* **What is required**:
Report only the number of lines that hold the word "Salem".

*** Stored rows ***

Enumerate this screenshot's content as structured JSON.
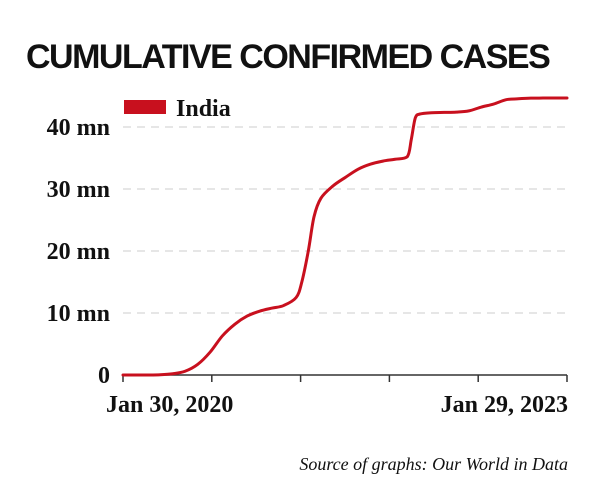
{
  "chart_data": {
    "type": "line",
    "title": "CUMULATIVE CONFIRMED CASES",
    "xlabel": "",
    "ylabel": "",
    "x_tick_labels": [
      "Jan 30, 2020",
      "Jan 29, 2023"
    ],
    "y_ticks": [
      0,
      10,
      20,
      30,
      40
    ],
    "y_tick_labels": [
      "0",
      "10 mn",
      "20 mn",
      "30 mn",
      "40 mn"
    ],
    "ylim": [
      0,
      45
    ],
    "xlim": [
      "2020-01-30",
      "2023-01-29"
    ],
    "grid": true,
    "legend_position": "top-left",
    "series": [
      {
        "name": "India",
        "color": "#c8101e",
        "x": [
          "2020-01-30",
          "2020-04-01",
          "2020-05-01",
          "2020-06-01",
          "2020-07-01",
          "2020-08-01",
          "2020-09-01",
          "2020-10-01",
          "2020-11-01",
          "2020-12-01",
          "2021-01-01",
          "2021-02-01",
          "2021-03-01",
          "2021-04-01",
          "2021-04-15",
          "2021-05-01",
          "2021-05-15",
          "2021-06-01",
          "2021-07-01",
          "2021-08-01",
          "2021-09-01",
          "2021-10-01",
          "2021-11-01",
          "2021-12-01",
          "2021-12-31",
          "2022-01-10",
          "2022-01-20",
          "2022-02-01",
          "2022-03-01",
          "2022-04-01",
          "2022-05-01",
          "2022-06-01",
          "2022-07-01",
          "2022-08-01",
          "2022-09-01",
          "2022-10-01",
          "2022-11-01",
          "2022-12-01",
          "2023-01-29"
        ],
        "values": [
          0,
          0.002,
          0.04,
          0.2,
          0.6,
          1.7,
          3.7,
          6.3,
          8.2,
          9.5,
          10.3,
          10.8,
          11.2,
          12.5,
          15.0,
          20.0,
          25.5,
          28.5,
          30.5,
          31.9,
          33.2,
          34.0,
          34.5,
          34.8,
          35.2,
          38.0,
          41.5,
          42.1,
          42.3,
          42.35,
          42.4,
          42.6,
          43.2,
          43.7,
          44.4,
          44.55,
          44.65,
          44.67,
          44.68
        ]
      }
    ]
  },
  "source": "Source of graphs: Our World in Data"
}
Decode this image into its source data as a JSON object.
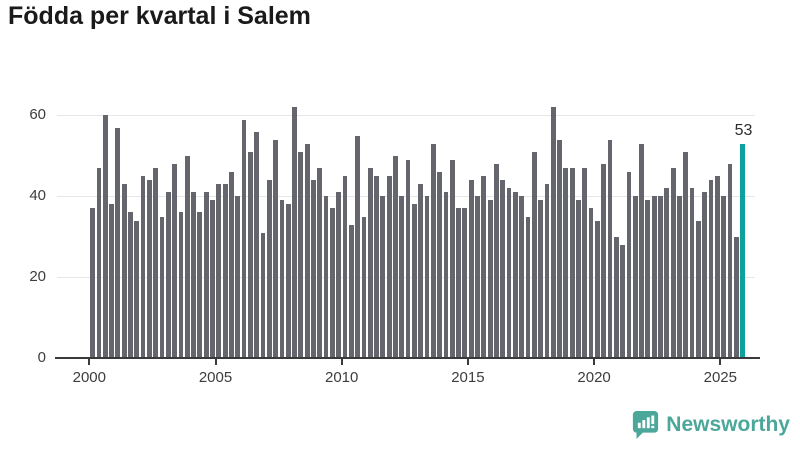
{
  "title": "Födda per kvartal i Salem",
  "annotation": {
    "text": "53",
    "target": "last-bar"
  },
  "logo": {
    "text": "Newsworthy"
  },
  "colors": {
    "bar": "#65656d",
    "highlight": "#0ba29d",
    "grid": "#e6e6e6",
    "axis_line": "#3a3a3a",
    "axis_text": "#3d3d3d",
    "title_text": "#1a1a1a",
    "logo_teal": "#4ba79a"
  },
  "chart_data": {
    "type": "bar",
    "title": "Födda per kvartal i Salem",
    "x_start": "2000Q1",
    "x_end": "2025Q4",
    "period": "quarterly",
    "values": [
      37,
      47,
      60,
      38,
      57,
      43,
      36,
      34,
      45,
      44,
      47,
      35,
      41,
      48,
      36,
      50,
      41,
      36,
      41,
      39,
      43,
      43,
      46,
      40,
      59,
      51,
      56,
      31,
      44,
      54,
      39,
      38,
      62,
      51,
      53,
      44,
      47,
      40,
      37,
      41,
      45,
      33,
      55,
      35,
      47,
      45,
      40,
      45,
      50,
      40,
      49,
      38,
      43,
      40,
      53,
      46,
      41,
      49,
      37,
      37,
      44,
      40,
      45,
      39,
      48,
      44,
      42,
      41,
      40,
      35,
      51,
      39,
      43,
      62,
      54,
      47,
      47,
      39,
      47,
      37,
      34,
      48,
      54,
      30,
      28,
      46,
      40,
      53,
      39,
      40,
      40,
      42,
      47,
      40,
      51,
      42,
      34,
      41,
      44,
      45,
      40,
      48,
      30,
      53
    ],
    "highlight_last_value": 53,
    "xticklabels": [
      "2000",
      "2005",
      "2010",
      "2015",
      "2020",
      "2025"
    ],
    "yticks": [
      0,
      20,
      40,
      60
    ],
    "ylim": [
      0,
      60
    ],
    "grid": true,
    "legend": false
  }
}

***

* **Solution for this task**:
2